Goal: Find every line containing the word "color" and report the count, nothing more.

++++ Input data

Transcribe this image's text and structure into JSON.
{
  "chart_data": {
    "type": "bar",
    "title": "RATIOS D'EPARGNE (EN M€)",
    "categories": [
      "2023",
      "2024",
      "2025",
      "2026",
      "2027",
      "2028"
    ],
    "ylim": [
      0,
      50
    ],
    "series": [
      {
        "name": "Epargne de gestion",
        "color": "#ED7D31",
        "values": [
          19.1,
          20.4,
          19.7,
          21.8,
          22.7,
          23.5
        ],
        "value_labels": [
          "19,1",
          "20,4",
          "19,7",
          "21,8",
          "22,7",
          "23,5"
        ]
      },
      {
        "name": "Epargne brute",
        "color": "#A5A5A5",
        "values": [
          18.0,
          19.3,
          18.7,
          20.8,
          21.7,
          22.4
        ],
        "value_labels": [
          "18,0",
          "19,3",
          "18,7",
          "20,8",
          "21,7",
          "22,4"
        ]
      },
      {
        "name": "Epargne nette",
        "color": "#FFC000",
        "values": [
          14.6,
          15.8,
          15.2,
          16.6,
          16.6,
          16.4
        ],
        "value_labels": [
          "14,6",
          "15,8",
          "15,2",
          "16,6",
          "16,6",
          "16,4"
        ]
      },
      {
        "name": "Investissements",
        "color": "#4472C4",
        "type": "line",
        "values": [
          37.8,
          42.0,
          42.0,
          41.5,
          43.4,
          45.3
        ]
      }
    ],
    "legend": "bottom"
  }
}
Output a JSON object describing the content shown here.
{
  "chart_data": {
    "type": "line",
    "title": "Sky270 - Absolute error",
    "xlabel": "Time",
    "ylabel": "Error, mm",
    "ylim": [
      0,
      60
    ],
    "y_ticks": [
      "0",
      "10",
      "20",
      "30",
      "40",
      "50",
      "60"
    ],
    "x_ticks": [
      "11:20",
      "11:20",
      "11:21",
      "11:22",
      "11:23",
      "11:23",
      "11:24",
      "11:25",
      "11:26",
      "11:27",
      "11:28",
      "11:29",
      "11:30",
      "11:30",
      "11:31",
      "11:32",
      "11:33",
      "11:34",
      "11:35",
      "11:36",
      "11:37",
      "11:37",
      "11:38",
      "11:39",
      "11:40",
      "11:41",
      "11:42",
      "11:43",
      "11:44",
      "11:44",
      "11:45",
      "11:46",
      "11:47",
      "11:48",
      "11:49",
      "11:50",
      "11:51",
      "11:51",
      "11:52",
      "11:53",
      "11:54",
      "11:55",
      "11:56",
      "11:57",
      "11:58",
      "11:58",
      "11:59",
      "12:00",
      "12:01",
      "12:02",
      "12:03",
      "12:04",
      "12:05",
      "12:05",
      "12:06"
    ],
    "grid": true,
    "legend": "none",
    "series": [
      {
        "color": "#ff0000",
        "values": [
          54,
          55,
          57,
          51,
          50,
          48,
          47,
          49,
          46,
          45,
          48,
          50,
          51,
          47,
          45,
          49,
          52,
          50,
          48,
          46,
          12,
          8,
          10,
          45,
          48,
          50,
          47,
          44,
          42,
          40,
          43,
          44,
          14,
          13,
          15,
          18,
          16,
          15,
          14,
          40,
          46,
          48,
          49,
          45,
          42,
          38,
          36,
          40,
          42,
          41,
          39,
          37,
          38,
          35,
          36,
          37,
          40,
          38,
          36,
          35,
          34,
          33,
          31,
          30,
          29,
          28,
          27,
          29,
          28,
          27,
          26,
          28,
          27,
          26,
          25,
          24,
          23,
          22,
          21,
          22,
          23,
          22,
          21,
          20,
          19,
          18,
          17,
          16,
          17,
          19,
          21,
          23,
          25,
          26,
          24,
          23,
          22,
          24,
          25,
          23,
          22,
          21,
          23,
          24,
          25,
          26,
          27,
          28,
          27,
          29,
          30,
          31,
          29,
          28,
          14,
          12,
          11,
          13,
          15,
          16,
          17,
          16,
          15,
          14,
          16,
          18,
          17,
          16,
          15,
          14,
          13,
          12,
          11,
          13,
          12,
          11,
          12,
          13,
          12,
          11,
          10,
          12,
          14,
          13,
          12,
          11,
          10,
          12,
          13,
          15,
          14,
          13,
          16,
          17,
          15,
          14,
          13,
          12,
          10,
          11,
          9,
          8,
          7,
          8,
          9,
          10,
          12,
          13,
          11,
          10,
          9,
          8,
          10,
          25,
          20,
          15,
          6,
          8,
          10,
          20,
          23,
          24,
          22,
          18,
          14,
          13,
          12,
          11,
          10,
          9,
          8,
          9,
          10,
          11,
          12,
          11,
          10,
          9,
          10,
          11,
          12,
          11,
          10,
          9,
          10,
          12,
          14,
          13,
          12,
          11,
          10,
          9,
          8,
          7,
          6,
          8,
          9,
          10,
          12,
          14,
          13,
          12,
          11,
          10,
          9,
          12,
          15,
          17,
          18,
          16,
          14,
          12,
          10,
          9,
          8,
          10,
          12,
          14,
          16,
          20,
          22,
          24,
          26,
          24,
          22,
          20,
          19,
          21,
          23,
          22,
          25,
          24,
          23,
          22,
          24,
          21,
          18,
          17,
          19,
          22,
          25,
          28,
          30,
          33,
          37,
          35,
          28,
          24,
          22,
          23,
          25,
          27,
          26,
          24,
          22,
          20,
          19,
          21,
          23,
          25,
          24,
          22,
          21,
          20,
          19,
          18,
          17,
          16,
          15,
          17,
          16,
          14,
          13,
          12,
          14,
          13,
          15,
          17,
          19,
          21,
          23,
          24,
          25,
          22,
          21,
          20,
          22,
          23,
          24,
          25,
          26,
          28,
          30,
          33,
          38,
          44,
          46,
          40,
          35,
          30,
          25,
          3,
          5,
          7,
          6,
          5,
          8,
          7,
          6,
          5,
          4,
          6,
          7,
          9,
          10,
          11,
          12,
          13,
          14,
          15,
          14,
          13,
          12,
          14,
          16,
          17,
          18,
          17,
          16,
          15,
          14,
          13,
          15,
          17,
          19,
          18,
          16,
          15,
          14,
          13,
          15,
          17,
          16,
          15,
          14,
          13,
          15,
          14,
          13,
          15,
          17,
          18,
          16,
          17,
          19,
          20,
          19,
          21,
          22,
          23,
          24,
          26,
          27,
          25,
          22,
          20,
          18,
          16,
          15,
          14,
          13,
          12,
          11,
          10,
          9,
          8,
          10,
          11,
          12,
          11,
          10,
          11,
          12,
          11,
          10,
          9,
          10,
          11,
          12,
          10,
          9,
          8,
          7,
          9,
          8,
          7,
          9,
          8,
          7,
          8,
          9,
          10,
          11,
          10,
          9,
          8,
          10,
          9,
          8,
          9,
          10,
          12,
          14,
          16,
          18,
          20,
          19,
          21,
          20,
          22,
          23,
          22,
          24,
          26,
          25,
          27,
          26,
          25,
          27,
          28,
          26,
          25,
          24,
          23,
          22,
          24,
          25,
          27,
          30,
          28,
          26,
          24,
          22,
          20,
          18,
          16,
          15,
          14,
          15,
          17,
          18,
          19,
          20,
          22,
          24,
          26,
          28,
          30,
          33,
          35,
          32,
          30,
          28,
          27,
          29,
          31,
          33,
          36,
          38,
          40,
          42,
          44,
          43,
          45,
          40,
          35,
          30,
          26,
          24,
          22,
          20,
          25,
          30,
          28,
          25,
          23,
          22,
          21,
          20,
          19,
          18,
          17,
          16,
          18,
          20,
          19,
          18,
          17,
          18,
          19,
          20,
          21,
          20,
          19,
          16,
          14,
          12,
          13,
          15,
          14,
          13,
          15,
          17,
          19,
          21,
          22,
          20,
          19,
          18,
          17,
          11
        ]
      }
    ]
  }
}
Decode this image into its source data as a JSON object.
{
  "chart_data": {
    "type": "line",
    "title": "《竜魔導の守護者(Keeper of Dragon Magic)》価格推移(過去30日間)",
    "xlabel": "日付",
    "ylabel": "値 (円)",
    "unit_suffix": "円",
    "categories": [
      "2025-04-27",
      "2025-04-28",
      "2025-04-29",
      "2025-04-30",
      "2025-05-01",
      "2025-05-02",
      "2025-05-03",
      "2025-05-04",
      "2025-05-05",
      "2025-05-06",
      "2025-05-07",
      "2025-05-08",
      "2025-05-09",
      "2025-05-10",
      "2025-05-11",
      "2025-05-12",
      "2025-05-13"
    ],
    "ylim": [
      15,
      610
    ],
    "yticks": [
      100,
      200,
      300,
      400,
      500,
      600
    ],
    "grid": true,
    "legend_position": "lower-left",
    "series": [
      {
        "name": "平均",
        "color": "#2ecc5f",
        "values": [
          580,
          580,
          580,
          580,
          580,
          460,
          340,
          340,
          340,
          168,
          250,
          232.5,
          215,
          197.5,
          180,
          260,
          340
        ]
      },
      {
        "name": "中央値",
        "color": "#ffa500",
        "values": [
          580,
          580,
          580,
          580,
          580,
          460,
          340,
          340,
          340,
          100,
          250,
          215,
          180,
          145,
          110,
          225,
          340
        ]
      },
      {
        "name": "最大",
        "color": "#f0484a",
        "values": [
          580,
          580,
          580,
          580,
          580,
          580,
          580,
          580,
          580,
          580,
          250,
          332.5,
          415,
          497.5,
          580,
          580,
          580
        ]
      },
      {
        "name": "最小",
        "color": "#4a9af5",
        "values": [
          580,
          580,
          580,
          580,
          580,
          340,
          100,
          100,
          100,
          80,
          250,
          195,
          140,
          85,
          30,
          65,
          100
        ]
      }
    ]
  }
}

++++++++

Written response: 9